- Exercise directions: Set down each record exactly as written.

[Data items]
######
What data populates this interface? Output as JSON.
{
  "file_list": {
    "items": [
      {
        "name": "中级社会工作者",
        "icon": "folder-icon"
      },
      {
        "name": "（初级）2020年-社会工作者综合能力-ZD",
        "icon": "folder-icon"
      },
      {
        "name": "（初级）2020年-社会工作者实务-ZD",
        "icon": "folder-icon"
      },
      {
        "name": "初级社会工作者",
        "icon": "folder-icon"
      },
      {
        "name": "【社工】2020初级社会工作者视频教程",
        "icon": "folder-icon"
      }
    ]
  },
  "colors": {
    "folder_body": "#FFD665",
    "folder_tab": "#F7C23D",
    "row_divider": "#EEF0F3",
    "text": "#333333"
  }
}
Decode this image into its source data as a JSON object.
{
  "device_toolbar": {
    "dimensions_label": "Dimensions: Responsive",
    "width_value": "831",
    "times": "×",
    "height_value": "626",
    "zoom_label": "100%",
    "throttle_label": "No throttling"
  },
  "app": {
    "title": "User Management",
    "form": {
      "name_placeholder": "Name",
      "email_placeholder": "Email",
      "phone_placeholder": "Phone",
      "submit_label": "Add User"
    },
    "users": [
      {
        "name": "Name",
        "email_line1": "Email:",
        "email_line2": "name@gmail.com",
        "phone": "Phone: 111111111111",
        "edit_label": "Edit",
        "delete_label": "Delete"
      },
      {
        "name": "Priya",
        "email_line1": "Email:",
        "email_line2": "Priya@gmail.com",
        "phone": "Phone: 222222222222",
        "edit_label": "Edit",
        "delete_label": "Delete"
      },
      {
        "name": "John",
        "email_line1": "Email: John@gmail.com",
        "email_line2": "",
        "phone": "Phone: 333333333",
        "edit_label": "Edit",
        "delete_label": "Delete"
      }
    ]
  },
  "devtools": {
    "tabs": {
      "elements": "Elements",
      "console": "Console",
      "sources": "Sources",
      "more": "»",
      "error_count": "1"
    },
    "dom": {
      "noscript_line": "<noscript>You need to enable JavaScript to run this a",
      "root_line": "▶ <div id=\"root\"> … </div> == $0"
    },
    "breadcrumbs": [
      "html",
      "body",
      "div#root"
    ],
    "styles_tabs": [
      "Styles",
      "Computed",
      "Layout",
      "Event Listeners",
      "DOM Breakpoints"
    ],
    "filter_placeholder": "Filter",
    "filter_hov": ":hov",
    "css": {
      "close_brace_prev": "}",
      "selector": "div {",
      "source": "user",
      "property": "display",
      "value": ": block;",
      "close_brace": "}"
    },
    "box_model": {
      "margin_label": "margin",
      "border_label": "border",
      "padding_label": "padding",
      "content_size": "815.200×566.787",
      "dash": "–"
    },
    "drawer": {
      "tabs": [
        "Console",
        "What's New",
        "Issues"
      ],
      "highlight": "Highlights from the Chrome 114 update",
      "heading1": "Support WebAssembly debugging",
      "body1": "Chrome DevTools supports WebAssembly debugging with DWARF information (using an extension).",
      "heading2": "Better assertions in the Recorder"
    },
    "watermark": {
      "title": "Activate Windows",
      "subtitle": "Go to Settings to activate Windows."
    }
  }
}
######
- Response to the task:
What data populates this interface? Output as JSON.
{
  "file_list": {
    "items": [
      {
        "name": "中级社会工作者",
        "icon": "folder-icon"
      },
      {
        "name": "（初级）2020年-社会工作者综合能力-ZD",
        "icon": "folder-icon"
      },
      {
        "name": "（初级）2020年-社会工作者实务-ZD",
        "icon": "folder-icon"
      },
      {
        "name": "初级社会工作者",
        "icon": "folder-icon"
      },
      {
        "name": "【社工】2020初级社会工作者视频教程",
        "icon": "folder-icon"
      }
    ]
  },
  "colors": {
    "folder_body": "#FFD665",
    "folder_tab": "#F7C23D",
    "row_divider": "#EEF0F3",
    "text": "#333333"
  }
}
Decode this image into its source data as a JSON object.
{
  "device_toolbar": {
    "dimensions_label": "Dimensions: Responsive",
    "width_value": "831",
    "times": "×",
    "height_value": "626",
    "zoom_label": "100%",
    "throttle_label": "No throttling"
  },
  "app": {
    "title": "User Management",
    "form": {
      "name_placeholder": "Name",
      "email_placeholder": "Email",
      "phone_placeholder": "Phone",
      "submit_label": "Add User"
    },
    "users": [
      {
        "name": "Name",
        "email_line1": "Email:",
        "email_line2": "name@gmail.com",
        "phone": "Phone: 111111111111",
        "edit_label": "Edit",
        "delete_label": "Delete"
      },
      {
        "name": "Priya",
        "email_line1": "Email:",
        "email_line2": "Priya@gmail.com",
        "phone": "Phone: 222222222222",
        "edit_label": "Edit",
        "delete_label": "Delete"
      },
      {
        "name": "John",
        "email_line1": "Email: John@gmail.com",
        "email_line2": "",
        "phone": "Phone: 333333333",
        "edit_label": "Edit",
        "delete_label": "Delete"
      }
    ]
  },
  "devtools": {
    "tabs": {
      "elements": "Elements",
      "console": "Console",
      "sources": "Sources",
      "more": "»",
      "error_count": "1"
    },
    "dom": {
      "noscript_line": "<noscript>You need to enable JavaScript to run this a",
      "root_line": "▶ <div id=\"root\"> … </div> == $0"
    },
    "breadcrumbs": [
      "html",
      "body",
      "div#root"
    ],
    "styles_tabs": [
      "Styles",
      "Computed",
      "Layout",
      "Event Listeners",
      "DOM Breakpoints"
    ],
    "filter_placeholder": "Filter",
    "filter_hov": ":hov",
    "css": {
      "close_brace_prev": "}",
      "selector": "div {",
      "source": "user",
      "property": "display",
      "value": ": block;",
      "close_brace": "}"
    },
    "box_model": {
      "margin_label": "margin",
      "border_label": "border",
      "padding_label": "padding",
      "content_size": "815.200×566.787",
      "dash": "–"
    },
    "drawer": {
      "tabs": [
        "Console",
        "What's New",
        "Issues"
      ],
      "highlight": "Highlights from the Chrome 114 update",
      "heading1": "Support WebAssembly debugging",
      "body1": "Chrome DevTools supports WebAssembly debugging with DWARF information (using an extension).",
      "heading2": "Better assertions in the Recorder"
    },
    "watermark": {
      "title": "Activate Windows",
      "subtitle": "Go to Settings to activate Windows."
    }
  }
}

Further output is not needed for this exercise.